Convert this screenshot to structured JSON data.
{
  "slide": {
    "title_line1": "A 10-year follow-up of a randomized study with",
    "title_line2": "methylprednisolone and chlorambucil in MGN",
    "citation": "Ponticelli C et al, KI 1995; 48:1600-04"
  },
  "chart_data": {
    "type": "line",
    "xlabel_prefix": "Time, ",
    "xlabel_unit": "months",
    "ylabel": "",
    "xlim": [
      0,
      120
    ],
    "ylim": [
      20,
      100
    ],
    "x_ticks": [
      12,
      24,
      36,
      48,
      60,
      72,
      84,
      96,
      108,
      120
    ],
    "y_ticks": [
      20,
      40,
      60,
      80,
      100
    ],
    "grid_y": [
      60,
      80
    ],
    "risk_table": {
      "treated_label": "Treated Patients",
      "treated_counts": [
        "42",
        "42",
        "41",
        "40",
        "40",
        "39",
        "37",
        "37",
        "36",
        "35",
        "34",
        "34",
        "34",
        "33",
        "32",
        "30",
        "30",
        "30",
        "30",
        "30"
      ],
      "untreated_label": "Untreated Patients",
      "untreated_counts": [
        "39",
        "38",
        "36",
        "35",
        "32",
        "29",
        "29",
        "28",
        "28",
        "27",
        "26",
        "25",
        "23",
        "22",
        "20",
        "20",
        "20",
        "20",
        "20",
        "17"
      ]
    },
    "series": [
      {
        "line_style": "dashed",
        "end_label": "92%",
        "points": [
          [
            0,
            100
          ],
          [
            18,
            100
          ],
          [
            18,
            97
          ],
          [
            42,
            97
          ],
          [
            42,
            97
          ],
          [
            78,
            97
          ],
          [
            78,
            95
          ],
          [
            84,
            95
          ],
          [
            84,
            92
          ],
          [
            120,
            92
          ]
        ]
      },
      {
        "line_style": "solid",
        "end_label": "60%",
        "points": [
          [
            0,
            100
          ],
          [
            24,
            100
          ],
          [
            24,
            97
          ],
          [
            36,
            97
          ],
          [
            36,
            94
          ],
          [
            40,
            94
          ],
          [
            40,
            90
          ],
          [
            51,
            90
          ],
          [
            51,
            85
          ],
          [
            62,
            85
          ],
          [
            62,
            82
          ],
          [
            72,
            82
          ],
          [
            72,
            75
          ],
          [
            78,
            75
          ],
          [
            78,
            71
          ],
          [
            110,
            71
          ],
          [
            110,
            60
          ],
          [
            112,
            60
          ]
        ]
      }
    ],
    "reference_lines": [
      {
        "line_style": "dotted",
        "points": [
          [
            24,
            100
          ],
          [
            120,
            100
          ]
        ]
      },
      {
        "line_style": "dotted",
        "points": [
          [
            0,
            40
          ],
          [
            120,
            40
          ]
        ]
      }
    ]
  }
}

----------------

* ASSIGNMENT
State how many lines in the entries hold "Patients". Nothing should come before or after the number.

* THE COMPLETED TASK
2